Problem
Which lines hold the word "Casa"? Show each of them.

Dataset records
[start]

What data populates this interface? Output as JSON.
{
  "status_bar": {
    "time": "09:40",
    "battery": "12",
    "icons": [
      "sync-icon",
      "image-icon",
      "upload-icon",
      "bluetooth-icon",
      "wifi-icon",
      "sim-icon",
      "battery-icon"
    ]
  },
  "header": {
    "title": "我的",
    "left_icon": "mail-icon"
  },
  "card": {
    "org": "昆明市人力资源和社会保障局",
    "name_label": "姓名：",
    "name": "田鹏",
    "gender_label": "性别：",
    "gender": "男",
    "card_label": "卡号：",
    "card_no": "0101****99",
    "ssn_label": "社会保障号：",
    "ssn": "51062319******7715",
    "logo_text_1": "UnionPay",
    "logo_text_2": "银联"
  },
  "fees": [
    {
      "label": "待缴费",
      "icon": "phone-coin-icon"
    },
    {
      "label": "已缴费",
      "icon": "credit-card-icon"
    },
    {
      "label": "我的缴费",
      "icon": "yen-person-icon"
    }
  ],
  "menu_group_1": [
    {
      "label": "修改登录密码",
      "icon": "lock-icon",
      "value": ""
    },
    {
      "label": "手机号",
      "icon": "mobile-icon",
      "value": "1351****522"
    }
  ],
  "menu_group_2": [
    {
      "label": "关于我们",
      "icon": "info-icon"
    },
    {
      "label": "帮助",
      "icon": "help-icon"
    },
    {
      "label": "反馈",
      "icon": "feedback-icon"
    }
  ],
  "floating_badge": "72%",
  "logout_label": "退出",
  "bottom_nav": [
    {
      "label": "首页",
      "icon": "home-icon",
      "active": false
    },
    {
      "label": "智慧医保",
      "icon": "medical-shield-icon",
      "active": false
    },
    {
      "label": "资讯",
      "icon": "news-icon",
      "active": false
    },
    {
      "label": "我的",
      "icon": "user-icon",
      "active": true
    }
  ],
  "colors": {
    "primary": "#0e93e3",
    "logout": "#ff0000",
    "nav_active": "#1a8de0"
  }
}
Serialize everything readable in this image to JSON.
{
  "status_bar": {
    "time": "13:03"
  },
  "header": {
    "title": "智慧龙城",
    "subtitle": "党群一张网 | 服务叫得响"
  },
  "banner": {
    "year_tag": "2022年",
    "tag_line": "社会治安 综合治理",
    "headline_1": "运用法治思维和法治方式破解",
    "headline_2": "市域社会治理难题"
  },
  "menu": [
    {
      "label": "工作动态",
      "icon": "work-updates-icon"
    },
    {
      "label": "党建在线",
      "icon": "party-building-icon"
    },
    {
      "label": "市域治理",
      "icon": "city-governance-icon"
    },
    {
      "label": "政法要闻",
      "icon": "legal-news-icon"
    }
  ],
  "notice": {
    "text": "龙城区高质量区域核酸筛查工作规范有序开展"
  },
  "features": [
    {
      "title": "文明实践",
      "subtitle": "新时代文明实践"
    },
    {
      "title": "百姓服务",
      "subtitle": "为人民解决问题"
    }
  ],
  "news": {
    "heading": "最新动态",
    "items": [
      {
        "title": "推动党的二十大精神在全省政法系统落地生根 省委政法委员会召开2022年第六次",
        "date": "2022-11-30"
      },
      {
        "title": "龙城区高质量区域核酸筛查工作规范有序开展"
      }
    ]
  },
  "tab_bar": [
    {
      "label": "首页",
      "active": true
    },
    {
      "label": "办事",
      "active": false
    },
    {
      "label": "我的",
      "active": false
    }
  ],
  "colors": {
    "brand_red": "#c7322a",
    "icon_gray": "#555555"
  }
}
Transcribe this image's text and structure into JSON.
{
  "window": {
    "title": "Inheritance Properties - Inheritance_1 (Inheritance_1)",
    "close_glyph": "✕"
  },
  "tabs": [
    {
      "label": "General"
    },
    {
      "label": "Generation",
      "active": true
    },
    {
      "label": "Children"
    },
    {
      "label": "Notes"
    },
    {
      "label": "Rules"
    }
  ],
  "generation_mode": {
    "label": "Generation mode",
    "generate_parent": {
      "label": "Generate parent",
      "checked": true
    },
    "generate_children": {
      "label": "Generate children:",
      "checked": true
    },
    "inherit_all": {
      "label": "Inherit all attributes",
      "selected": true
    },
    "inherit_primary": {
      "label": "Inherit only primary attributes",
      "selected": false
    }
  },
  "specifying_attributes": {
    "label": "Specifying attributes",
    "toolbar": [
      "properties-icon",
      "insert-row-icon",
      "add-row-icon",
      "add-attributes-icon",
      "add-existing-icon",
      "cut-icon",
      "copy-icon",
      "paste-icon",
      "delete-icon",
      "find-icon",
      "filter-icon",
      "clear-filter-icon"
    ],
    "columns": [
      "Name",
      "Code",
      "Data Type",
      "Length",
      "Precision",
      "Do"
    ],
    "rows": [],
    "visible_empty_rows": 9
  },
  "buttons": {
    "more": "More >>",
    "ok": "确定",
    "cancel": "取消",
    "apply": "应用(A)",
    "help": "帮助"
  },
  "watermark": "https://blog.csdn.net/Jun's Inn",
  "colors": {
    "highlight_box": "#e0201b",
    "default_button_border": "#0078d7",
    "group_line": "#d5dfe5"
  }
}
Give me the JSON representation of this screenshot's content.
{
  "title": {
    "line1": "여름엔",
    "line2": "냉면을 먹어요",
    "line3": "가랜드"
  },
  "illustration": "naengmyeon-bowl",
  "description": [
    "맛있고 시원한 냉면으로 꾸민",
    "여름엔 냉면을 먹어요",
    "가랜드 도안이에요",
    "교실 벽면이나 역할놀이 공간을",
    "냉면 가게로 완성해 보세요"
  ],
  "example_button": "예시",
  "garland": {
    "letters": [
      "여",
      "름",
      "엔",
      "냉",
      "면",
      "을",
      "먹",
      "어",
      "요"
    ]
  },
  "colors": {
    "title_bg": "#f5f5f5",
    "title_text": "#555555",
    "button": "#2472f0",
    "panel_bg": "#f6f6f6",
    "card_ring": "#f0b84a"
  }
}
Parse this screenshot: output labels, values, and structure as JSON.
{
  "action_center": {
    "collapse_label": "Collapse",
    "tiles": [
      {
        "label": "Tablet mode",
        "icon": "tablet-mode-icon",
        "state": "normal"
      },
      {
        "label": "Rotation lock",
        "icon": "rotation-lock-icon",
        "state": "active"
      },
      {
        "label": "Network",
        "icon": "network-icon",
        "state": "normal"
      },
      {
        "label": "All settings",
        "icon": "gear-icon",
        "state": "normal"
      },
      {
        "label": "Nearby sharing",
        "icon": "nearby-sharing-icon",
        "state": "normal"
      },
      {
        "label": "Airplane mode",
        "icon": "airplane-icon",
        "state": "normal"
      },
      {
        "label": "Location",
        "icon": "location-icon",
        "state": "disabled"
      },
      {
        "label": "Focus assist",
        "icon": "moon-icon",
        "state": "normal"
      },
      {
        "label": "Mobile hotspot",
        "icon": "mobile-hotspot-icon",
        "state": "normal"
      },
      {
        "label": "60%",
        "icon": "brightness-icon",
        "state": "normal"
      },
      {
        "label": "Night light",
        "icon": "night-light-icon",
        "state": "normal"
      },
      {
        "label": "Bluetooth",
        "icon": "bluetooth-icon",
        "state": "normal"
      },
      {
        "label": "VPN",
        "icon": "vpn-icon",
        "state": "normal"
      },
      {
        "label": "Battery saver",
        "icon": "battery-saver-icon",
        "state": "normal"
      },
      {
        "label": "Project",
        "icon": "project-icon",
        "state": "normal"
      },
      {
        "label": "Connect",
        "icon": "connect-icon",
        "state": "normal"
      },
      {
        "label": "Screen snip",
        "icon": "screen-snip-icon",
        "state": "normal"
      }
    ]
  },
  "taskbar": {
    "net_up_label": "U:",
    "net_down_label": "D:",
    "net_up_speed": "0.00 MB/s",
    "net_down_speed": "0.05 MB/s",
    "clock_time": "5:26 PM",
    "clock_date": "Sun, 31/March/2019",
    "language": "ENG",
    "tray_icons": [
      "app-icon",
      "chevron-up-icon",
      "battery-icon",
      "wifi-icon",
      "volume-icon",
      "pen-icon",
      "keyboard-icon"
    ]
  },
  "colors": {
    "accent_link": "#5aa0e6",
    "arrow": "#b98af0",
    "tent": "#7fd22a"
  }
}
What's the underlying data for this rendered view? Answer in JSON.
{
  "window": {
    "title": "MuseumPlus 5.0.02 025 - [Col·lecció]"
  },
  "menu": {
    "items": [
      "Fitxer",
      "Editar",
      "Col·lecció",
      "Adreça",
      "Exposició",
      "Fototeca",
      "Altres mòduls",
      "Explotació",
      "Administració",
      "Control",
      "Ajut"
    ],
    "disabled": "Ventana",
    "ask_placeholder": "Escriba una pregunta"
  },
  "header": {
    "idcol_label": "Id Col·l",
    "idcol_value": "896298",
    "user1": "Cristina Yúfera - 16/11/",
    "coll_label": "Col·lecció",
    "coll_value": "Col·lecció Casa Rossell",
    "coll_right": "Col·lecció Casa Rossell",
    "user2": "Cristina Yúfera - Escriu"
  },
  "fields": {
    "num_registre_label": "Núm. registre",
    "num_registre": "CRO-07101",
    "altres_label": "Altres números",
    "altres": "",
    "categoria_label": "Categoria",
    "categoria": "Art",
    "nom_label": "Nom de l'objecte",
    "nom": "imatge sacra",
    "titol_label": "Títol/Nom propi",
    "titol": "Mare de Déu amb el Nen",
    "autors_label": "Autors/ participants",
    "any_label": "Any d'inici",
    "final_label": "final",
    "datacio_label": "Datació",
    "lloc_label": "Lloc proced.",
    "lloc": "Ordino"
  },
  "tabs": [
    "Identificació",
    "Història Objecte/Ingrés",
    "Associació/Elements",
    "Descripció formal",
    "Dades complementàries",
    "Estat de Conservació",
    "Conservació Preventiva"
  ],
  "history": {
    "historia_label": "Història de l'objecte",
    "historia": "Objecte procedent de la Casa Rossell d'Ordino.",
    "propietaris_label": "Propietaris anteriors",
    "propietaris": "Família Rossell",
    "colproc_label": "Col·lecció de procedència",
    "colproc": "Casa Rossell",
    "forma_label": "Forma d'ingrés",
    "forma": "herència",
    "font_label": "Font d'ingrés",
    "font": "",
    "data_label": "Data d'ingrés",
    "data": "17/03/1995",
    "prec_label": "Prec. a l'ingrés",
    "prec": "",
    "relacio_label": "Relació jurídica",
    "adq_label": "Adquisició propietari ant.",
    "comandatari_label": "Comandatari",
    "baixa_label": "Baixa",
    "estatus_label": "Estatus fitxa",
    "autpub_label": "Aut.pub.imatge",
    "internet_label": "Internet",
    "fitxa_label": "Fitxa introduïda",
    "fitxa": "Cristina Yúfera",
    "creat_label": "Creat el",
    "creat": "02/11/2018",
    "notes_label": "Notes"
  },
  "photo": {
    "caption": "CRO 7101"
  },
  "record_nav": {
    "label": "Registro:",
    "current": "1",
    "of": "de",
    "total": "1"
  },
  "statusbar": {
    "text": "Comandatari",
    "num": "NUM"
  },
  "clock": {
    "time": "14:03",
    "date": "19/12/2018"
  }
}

[end]

Task output
    "coll_value": "Col·lecció Casa Rossell",
    "coll_right": "Col·lecció Casa Rossell",
    "historia": "Objecte procedent de la Casa Rossell d'Ordino.",
    "colproc": "Casa Rossell",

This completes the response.